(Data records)
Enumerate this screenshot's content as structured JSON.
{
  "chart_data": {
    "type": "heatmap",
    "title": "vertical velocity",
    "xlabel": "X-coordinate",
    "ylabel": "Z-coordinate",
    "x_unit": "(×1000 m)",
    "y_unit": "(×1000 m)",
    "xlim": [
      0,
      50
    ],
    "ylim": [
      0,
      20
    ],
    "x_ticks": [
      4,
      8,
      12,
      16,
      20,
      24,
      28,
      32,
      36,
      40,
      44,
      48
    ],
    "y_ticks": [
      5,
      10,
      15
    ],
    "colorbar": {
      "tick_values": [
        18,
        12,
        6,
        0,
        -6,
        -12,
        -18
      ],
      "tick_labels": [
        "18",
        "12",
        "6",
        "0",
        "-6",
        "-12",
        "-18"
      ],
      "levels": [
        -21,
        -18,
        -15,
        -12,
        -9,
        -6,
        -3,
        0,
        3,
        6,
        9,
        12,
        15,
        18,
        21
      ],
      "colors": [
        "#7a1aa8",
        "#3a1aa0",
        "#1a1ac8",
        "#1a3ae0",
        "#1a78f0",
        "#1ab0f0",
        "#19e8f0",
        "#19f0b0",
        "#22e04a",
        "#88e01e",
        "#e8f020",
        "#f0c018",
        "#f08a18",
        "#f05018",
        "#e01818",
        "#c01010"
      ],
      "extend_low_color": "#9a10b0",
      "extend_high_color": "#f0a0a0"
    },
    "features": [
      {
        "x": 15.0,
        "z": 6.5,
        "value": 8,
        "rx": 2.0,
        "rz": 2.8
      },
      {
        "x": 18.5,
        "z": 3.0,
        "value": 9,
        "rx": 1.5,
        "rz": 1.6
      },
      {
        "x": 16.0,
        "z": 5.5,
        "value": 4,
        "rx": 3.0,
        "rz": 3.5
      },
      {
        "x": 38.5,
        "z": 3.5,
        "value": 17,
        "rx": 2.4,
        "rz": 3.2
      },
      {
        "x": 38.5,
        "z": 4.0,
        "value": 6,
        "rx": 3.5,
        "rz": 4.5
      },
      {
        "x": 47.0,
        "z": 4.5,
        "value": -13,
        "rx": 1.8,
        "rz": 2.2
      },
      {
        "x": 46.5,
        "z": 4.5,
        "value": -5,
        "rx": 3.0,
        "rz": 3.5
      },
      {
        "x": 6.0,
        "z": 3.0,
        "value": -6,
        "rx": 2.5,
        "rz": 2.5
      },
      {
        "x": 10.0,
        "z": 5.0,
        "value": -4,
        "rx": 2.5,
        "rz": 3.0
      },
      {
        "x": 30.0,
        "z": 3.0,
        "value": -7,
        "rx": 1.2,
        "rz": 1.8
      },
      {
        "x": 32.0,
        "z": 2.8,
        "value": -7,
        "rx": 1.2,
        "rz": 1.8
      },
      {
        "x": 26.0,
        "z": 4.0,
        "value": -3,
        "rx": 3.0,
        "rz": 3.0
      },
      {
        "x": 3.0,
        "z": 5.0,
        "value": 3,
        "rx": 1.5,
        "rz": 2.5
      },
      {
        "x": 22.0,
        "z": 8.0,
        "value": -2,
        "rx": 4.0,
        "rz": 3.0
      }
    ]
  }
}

---

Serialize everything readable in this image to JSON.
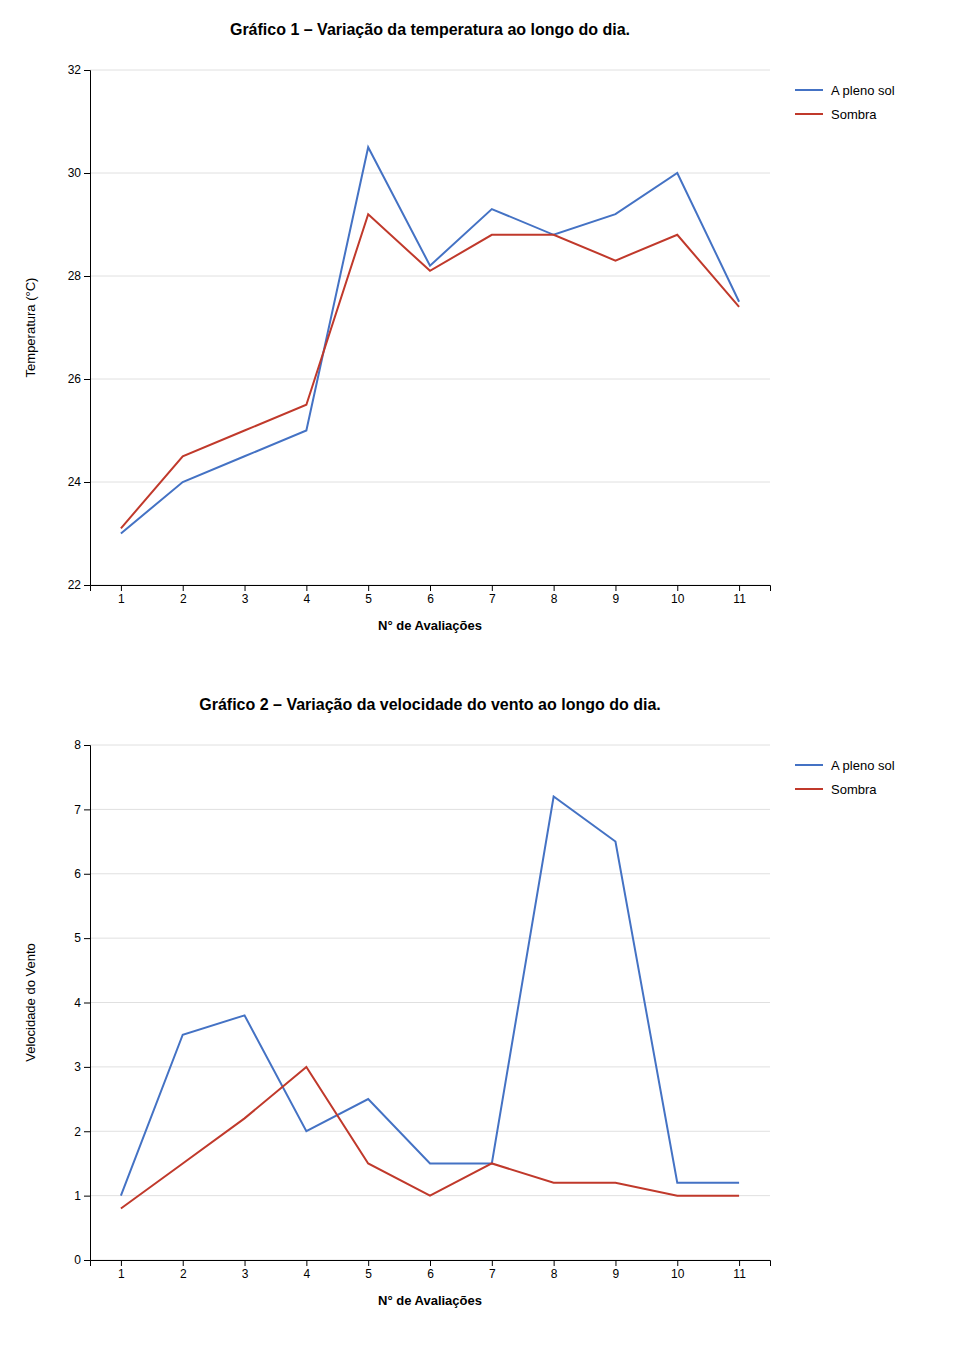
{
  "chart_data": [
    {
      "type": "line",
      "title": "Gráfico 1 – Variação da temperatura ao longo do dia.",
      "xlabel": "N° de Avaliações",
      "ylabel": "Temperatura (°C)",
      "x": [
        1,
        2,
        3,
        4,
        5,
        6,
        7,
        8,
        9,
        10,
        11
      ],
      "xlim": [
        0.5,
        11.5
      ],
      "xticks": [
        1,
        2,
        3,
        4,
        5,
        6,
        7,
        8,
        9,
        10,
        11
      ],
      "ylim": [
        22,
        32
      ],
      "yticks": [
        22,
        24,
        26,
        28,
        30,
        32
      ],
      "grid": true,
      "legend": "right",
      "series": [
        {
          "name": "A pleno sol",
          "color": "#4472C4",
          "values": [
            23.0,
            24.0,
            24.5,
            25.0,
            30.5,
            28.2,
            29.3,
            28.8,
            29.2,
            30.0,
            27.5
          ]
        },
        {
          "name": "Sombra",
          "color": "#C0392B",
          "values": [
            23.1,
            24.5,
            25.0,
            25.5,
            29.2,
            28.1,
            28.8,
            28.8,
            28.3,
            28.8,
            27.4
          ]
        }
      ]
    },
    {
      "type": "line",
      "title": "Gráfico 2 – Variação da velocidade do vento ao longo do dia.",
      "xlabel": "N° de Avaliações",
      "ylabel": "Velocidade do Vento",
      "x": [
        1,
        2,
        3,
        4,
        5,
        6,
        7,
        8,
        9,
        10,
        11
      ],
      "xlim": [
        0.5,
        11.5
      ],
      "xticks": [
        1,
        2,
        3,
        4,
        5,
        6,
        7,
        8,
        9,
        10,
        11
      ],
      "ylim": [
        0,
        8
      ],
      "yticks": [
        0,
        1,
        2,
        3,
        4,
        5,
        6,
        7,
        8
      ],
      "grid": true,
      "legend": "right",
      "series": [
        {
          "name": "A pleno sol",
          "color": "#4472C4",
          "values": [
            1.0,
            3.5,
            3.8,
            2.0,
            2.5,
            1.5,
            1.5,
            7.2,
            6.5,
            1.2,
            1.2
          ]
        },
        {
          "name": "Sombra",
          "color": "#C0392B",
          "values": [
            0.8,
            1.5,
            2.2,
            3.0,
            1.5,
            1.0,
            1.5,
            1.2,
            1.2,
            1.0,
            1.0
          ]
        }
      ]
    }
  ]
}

→ **WHAT IS BEING ASKED**: Scan the entries above. Copy each line that has the string "Gráfico".

→ **RESPONSE TO THIS TASK**:
      "title": "Gráfico 1 – Variação da temperatura ao longo do dia.",
      "title": "Gráfico 2 – Variação da velocidade do vento ao longo do dia.",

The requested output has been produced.